┌─ Dataset records

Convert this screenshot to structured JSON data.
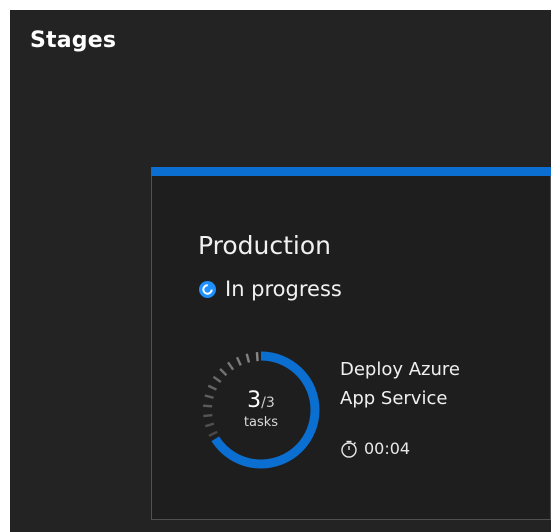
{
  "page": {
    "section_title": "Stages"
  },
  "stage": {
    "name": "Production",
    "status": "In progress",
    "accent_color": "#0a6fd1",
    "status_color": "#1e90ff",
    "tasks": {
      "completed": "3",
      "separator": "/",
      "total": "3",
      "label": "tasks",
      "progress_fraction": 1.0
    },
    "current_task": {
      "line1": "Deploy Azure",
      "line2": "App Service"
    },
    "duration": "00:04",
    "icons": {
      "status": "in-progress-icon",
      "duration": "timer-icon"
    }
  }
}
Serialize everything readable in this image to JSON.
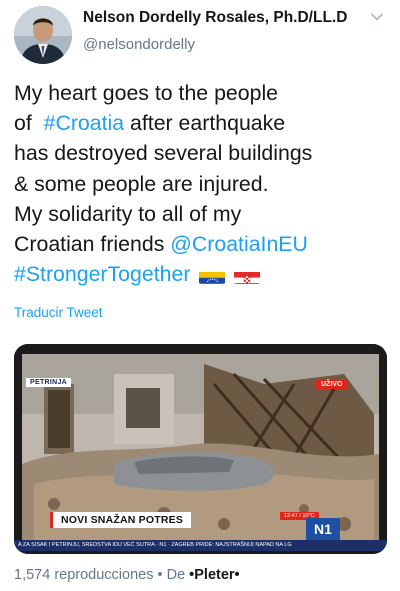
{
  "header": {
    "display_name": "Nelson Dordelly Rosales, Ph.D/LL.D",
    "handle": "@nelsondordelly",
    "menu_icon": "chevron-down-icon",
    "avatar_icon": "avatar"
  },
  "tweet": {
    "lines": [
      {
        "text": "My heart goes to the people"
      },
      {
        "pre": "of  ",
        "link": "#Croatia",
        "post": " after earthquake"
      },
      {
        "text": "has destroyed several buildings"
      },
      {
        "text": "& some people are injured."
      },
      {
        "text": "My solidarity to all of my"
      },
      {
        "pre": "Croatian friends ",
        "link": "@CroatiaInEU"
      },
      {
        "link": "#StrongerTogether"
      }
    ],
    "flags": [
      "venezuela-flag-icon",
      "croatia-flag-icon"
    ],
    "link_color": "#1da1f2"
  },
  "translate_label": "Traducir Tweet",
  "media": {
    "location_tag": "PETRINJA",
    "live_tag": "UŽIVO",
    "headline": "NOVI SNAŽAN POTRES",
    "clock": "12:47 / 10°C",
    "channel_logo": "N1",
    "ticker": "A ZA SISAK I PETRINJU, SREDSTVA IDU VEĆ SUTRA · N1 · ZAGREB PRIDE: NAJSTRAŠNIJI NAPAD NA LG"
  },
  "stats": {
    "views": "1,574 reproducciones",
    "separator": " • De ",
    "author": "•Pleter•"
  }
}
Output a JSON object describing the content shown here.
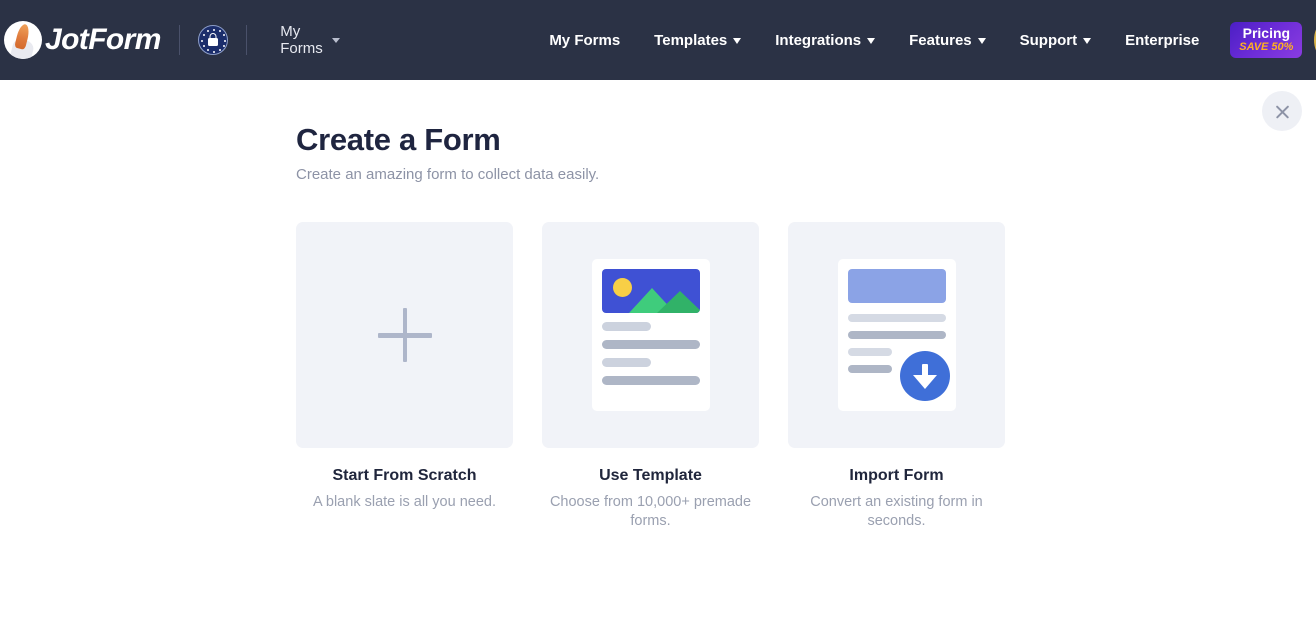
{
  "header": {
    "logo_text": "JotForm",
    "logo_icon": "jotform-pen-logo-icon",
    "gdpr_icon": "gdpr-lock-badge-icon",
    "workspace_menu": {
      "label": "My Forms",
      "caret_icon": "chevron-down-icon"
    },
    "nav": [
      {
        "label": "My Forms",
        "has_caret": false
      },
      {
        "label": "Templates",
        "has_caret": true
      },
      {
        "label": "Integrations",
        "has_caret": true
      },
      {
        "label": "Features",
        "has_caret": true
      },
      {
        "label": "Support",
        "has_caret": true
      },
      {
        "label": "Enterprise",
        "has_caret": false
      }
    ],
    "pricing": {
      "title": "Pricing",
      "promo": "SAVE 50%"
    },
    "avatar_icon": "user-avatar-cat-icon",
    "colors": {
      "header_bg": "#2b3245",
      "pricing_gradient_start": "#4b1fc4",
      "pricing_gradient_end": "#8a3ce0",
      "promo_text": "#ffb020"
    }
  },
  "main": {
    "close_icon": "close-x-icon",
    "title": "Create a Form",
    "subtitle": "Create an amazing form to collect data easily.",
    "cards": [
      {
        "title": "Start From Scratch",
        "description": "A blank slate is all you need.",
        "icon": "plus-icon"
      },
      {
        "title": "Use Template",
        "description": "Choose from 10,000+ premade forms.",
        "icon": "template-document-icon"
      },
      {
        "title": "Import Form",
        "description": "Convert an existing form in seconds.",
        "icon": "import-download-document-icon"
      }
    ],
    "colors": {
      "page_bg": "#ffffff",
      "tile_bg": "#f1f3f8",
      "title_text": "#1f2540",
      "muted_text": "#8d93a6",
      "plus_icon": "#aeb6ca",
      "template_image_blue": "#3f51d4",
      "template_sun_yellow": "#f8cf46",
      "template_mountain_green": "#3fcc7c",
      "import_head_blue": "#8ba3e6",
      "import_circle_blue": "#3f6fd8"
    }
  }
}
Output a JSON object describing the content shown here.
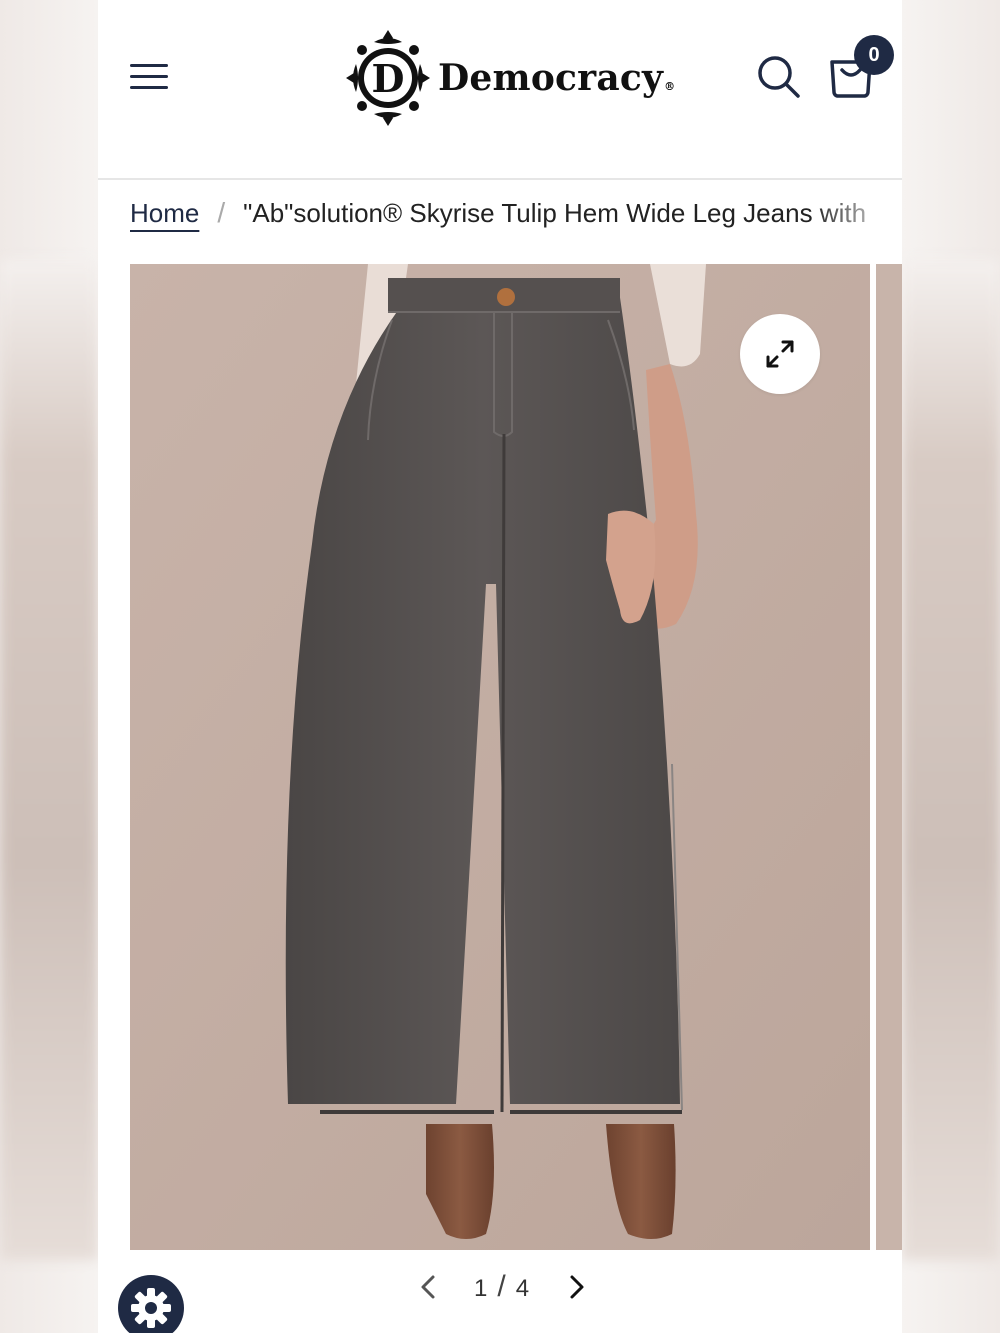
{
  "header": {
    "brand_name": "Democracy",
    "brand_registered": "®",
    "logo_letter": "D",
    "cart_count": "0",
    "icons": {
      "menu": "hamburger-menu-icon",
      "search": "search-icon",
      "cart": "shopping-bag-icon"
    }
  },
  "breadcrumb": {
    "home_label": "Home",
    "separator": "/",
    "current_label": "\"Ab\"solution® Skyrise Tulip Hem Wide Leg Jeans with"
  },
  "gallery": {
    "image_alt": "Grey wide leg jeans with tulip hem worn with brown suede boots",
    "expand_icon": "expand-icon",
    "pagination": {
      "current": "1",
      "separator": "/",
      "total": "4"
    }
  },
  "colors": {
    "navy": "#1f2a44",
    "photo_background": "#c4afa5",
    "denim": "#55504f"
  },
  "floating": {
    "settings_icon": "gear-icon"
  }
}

└─
┌─ Dataset records

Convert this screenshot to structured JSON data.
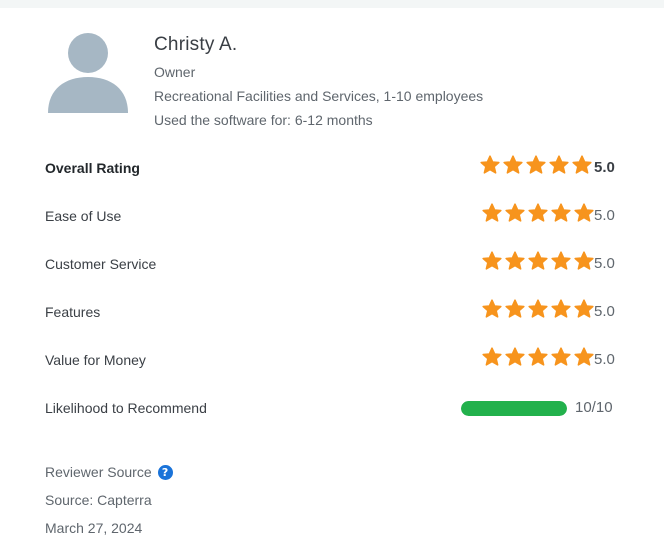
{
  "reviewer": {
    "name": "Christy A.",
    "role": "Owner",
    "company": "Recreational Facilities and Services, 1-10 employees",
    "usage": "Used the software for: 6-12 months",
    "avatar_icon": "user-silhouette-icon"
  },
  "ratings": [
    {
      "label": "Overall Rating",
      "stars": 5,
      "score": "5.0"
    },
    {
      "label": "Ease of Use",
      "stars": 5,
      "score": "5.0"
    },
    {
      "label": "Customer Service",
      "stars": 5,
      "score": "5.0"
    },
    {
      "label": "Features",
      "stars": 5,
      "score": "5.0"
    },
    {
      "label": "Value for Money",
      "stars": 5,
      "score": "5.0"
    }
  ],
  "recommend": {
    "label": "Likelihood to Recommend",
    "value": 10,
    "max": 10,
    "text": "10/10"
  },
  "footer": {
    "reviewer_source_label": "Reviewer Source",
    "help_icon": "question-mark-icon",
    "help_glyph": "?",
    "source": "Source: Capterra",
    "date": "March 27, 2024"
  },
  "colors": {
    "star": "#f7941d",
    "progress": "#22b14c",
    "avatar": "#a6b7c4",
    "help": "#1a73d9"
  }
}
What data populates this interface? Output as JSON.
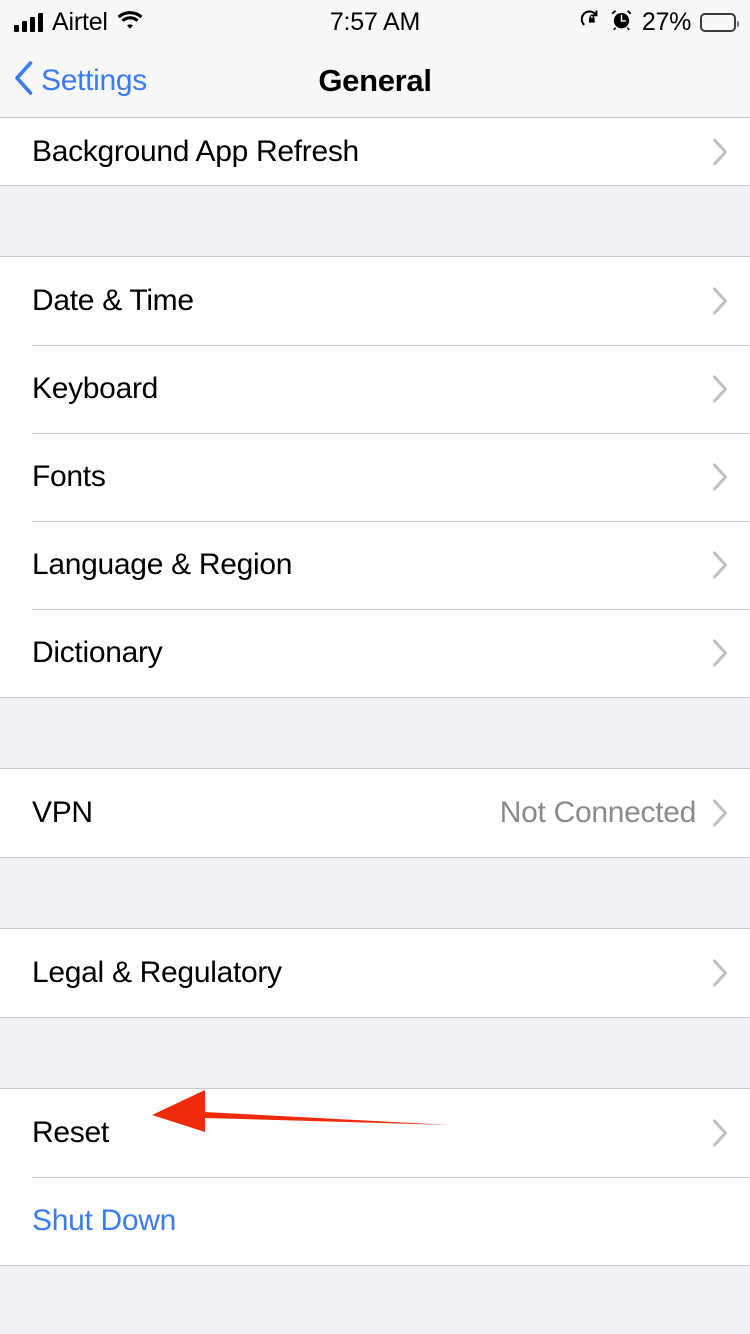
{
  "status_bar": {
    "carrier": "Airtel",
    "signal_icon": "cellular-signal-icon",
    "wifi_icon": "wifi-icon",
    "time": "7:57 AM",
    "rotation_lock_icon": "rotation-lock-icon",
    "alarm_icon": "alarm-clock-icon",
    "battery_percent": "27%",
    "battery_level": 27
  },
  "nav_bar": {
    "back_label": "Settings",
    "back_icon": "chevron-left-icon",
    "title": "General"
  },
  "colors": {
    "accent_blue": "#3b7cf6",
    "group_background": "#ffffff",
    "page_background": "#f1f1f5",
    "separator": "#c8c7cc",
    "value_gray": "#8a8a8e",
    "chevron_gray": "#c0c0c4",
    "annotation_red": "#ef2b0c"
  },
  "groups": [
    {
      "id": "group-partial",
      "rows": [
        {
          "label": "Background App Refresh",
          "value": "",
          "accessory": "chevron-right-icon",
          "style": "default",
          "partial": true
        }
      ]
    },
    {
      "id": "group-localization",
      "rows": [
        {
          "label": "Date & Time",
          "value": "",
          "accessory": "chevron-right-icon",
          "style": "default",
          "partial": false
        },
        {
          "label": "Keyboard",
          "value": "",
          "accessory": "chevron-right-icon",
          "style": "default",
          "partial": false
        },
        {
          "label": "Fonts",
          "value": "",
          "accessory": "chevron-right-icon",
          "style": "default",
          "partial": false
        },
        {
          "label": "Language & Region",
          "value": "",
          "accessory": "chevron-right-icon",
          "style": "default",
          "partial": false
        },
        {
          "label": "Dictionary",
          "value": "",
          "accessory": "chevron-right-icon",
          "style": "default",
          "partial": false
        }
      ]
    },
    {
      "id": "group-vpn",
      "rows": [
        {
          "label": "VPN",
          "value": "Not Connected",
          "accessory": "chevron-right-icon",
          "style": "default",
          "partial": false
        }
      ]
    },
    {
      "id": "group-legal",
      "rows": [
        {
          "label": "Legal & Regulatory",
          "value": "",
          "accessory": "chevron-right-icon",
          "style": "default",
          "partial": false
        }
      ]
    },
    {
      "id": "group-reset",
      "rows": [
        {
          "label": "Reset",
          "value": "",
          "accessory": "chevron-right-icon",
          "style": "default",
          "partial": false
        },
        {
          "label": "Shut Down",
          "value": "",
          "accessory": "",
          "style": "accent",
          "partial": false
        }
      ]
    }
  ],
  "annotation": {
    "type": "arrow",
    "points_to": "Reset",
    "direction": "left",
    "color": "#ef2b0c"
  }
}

└─

Directions
Copy each line above that contains the string "this".

Reply
Convert this screenshot to structured JSON data.
Serialize everything readable in this image to JSON.
Convert this screenshot to structured JSON data.
What data populates this interface? Output as JSON.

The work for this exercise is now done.